■ What to work on:
• 1. Translate this sentence from the passage on wasting and reviving vertices into Spanish: "We add two stabilization mechanisms."
• 2. According to the passage on wasting and reviving vertices, what happens when a vertex v is wasted?

■ Quoted text:
We add two stabilization mechanisms.  On certain occasions we {\em waste}
a vertex $v$.  When this occurs $v$ is removed from $S$ and all edges $e$
containing $v$ are deleted.  On certain occasions when an edge $e$ has
been born and $v\in e$ we {\em revive} $v$.  When this occurs $v$ is
``put back'' into $S$ and the edges $e'\neq e$ containing $v$ are
put back into $H$.  (A vertex $v\in e$ is revived at the moment $e$ is
born or not at all. More formally we can say that when $e$ is born $e$
is deleted and all nonrevived $v\in e$ are removed from $S$ as are all
edges $e'$ containing such $v$.  The term ``revive'' gives the sense we
aim for that this occurs rarely.)
\par Here are the probabilities.  Suppose $\deg_t(v)=De^{-t}-\Delta$
with $\Delta\geq 0$.  Then $v$ is wasted in the time interval
$[t,t+dt]$ with probability $\frac{\Delta}
{kDe^{-t}}dt$.  Suppose $\deg_t(v)=De^{-t}+\Gamma$ with $\Gamma\geq 0$.
If an edge $e$ containing $v$ is born 
then $v$ is revived with probability
$\frac{\Gamma}{De^{-t}+\Gamma}$.  The a priori probability that $v$ is
revived is then
\[ \deg_t(v) \frac{dt}{kDe^{-t}}\frac{\Gamma}{De^{-t}+\Gamma} = 
\frac{\Gamma}{kD^{-t}}dt  \]
This gives a convenient symmetry:
\beq\label{row}
\Pr[v\mbox{ revived or wasted}]=\frac{|\deg_t(v)-De^{-t}|}{kDe^{-t}}dt
\eeq
\par Consider any $v$ at time $t$.  Suppose $\deg_v(t)=De^{-t}-\Delta$ with
$\Delta\geq 0$.  In the next $dt$ there is probability $\frac{\deg_t(v)}
{kDe^{-t}}dt$ that some $e$ containing $v$ is born (and $v$ can't be 
revived as $\Delta\geq 0$) and probability $\frac{\Delta}{kDe^{-t}}dt$
that $v$ is wasted; so probability $\frac{dt}{k}$ that $v\not\in S_{t+dt}$.
Suppose $\deg_t(v)=De^{-t}+\Gamma$ with $\Gamma\geq 0$.  Then $v$ cannot
be wasted and the probability that some $e$ containing $v$ is born and
$v$ is not revived is $\frac{\deg_t(v)}{kDe^{-t}}
(1-\frac{\Gamma}{De^{-t}+\Gamma}) = \frac{dt}{k}$.  That is, for {\em any}
value $H_t$ of the process at time $t$ with $v\in S_t$
\beq\label{star} \Pr[v\not\in S_{t+dt}\mid H_t] = \frac{dt}{k} \eeq
Indeed, (\ref{star}) is the purpose of our stabilization.  We deduce
\beq\label{surv}  \Pr[v\in S_t] = e^{-\int_0^t \frac{dt}{k}} = e^{-t/k}  \eeq
Let $X$ be any random variable that depends only on the history of the 
process up to time $s$.  Then
\beq\label{bttf} E[X|w\in S_t] = E[X|w\in S_s] \eeq
The reason is that any history up to time $s$ with $w\in S_s$ has precisely
the same probability $e^{-(t-s)/k}$ of being extended to a history up to
time $t$ with $w\in S_t$.

■ Information provided:

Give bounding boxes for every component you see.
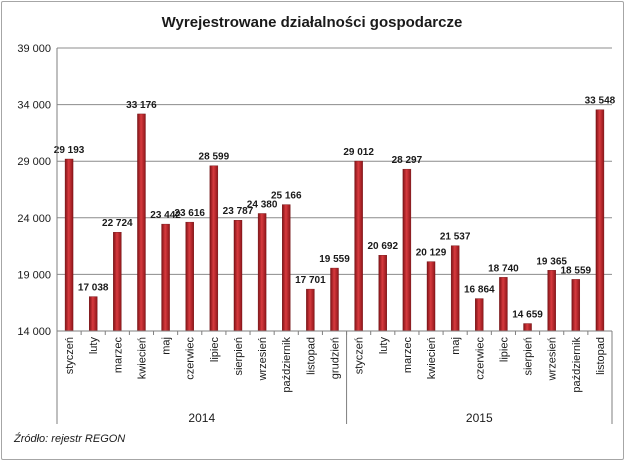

■ Answers below:
• 1. Añadimos dos mecanismos de estabilización.

• 2. v is removed from S, and all edges containing v are deleted.